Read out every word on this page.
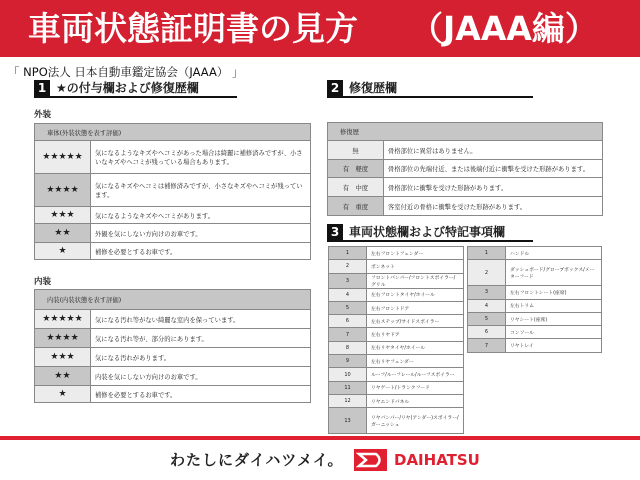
車両状態証明書の見方 （JAAA編）
「 NPO法人 日本自動車鑑定協会（JAAA） 」
1 ★の付与欄および修復歴欄
外装
車体(外装状態を表す評価)	
★★★★★	気になるようなキズやヘコミがあった場合は綺麗に補修済みですが、小さいなキズやヘコミが残っている場合もあります。
★★★★	気になるキズやヘコミは補修済みですが、小さなキズやヘコミが残っています。
★★★	気になるようなキズやヘコミがあります。
★★	外観を気にしない方向けのお車です。
★	補修を必要とするお車です。
内装
内装(内装状態を表す評価)	
★★★★★	気になる汚れ等がない綺麗な室内を保っています。
★★★★	気になる汚れ等が、部分的にあります。
★★★	気になる汚れがあります。
★★	内装を気にしない方向けのお車です。
★	補修を必要とするお車です。
2 修復歴欄
修復歴	
無	骨格部位に異常はありません。
有　軽度	骨格部位の先端付近、または後端付近に衝撃を受けた形跡があります。
有　中度	骨格部位に衝撃を受けた形跡があります。
有　重度	客室付近の骨格に衝撃を受けた形跡があります。
3 車両状態欄および特記事項欄
1	左右フロントフェンダー
2	ボンネット
3	フロントバンパー/フロントスポイラー/グリル
4	左右フロントタイヤ/ホイール
5	左右フロントドア
6	左右ステップ/サイドスポイラー
7	左右リヤドア
8	左右リヤタイヤ/ホイール
9	左右リヤフェンダー
10	ルーフ/ルーフレール/ルーフスポイラー
11	リヤゲート/トランクフード
12	リヤエンドパネル
13	リヤバンパー/リヤ(アンダー)スポイラー/ガーニッシュ
1	ハンドル
2	ダッシュボード/グローブボックス/メーターフード
3	左右フロントシート(座席)
4	左右トリム
5	リヤシート(座席)
6	コンソール
7	リヤトレイ
わたしにダイハツメイ。	DAIHATSU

**What this task involves**
Your task is to repeat the material above exactly, without its pictures.

**Solution**
Read out every word on this page.
車両状態証明書の見方 （JAAA編）
「 NPO法人 日本自動車鑑定協会（JAAA） 」
1 ★の付与欄および修復歴欄
外装
車体(外装状態を表す評価)	
★★★★★	気になるようなキズやヘコミがあった場合は綺麗に補修済みですが、小さいなキズやヘコミが残っている場合もあります。
★★★★	気になるキズやヘコミは補修済みですが、小さなキズやヘコミが残っています。
★★★	気になるようなキズやヘコミがあります。
★★	外観を気にしない方向けのお車です。
★	補修を必要とするお車です。
内装
内装(内装状態を表す評価)	
★★★★★	気になる汚れ等がない綺麗な室内を保っています。
★★★★	気になる汚れ等が、部分的にあります。
★★★	気になる汚れがあります。
★★	内装を気にしない方向けのお車です。
★	補修を必要とするお車です。
2 修復歴欄
修復歴	
無	骨格部位に異常はありません。
有　軽度	骨格部位の先端付近、または後端付近に衝撃を受けた形跡があります。
有　中度	骨格部位に衝撃を受けた形跡があります。
有　重度	客室付近の骨格に衝撃を受けた形跡があります。
3 車両状態欄および特記事項欄
1	左右フロントフェンダー
2	ボンネット
3	フロントバンパー/フロントスポイラー/グリル
4	左右フロントタイヤ/ホイール
5	左右フロントドア
6	左右ステップ/サイドスポイラー
7	左右リヤドア
8	左右リヤタイヤ/ホイール
9	左右リヤフェンダー
10	ルーフ/ルーフレール/ルーフスポイラー
11	リヤゲート/トランクフード
12	リヤエンドパネル
13	リヤバンパー/リヤ(アンダー)スポイラー/ガーニッシュ
1	ハンドル
2	ダッシュボード/グローブボックス/メーターフード
3	左右フロントシート(座席)
4	左右トリム
5	リヤシート(座席)
6	コンソール
7	リヤトレイ
わたしにダイハツメイ。	DAIHATSU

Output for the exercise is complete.